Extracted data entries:

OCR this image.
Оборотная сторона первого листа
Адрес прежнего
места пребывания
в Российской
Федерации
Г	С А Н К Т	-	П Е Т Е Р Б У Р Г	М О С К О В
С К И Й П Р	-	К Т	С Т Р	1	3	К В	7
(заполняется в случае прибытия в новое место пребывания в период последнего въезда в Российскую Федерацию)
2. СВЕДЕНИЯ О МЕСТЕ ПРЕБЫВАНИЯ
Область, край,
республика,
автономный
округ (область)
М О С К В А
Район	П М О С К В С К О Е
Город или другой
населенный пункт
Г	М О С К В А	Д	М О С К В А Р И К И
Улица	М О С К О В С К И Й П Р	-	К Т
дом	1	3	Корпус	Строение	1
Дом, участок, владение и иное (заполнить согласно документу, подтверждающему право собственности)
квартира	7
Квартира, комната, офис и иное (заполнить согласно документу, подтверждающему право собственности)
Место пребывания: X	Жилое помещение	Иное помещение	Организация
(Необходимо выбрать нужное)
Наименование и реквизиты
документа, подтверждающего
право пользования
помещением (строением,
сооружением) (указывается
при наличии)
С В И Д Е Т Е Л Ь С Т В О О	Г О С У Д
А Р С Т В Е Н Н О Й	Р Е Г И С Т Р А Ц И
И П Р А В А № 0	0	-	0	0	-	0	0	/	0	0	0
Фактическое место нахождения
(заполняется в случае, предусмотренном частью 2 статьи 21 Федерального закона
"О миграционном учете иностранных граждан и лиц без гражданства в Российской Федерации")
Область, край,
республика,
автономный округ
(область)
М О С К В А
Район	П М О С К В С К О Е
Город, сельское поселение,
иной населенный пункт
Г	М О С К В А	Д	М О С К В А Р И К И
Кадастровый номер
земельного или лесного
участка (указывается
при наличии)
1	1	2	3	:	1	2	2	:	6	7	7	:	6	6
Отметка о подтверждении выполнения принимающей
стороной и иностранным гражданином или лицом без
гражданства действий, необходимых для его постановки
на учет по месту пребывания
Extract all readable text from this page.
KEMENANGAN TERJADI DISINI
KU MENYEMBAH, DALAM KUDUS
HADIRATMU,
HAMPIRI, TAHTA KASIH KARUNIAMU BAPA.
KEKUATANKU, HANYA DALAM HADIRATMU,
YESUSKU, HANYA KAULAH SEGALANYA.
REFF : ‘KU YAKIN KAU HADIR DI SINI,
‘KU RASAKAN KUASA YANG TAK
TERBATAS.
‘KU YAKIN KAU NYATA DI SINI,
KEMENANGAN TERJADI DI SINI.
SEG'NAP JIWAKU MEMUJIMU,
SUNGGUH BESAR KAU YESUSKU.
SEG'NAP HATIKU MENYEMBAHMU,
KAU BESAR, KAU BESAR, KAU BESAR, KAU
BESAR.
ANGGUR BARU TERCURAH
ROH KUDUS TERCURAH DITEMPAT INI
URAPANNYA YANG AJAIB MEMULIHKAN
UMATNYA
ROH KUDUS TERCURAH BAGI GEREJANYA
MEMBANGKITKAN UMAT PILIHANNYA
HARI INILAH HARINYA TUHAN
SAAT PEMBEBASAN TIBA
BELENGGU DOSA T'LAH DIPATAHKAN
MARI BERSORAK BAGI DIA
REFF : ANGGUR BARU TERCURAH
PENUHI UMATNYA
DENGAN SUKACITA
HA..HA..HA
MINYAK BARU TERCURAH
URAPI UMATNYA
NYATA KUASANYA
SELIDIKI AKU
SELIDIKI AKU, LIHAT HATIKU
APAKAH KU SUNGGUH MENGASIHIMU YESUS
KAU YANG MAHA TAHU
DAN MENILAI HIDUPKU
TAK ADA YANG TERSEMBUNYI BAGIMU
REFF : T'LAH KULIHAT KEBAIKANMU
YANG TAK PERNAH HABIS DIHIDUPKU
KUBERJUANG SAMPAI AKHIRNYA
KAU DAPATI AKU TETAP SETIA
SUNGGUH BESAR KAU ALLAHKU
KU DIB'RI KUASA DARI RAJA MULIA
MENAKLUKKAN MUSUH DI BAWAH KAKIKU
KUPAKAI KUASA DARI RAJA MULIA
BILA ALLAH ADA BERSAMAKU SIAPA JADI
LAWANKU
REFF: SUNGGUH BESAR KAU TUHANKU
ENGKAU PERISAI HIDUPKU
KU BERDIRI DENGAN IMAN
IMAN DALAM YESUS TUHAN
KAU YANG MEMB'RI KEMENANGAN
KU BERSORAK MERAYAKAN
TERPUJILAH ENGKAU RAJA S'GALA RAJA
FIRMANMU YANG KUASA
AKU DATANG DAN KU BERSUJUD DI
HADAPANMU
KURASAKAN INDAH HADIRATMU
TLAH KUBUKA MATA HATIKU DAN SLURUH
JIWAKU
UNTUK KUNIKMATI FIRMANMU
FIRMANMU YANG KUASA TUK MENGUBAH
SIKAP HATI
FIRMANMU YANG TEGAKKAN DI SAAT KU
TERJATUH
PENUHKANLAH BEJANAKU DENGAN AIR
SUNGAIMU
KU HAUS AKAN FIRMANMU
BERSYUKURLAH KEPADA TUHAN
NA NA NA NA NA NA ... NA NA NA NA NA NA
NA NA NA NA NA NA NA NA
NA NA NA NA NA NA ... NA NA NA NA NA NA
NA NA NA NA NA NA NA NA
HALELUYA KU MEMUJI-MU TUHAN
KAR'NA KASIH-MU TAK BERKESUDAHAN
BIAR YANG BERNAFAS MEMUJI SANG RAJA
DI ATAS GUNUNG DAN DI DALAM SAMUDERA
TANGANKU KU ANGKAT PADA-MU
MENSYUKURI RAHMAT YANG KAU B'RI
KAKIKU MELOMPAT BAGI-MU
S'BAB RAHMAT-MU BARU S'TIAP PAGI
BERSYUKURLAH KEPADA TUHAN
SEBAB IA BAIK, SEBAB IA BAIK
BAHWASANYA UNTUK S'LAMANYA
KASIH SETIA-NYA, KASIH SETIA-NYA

--- WORK TO DO ---
The word "KASIH" may turn up on some lines of these records; say how many, with no other words.

--- WRITTEN SOLUTION ---
3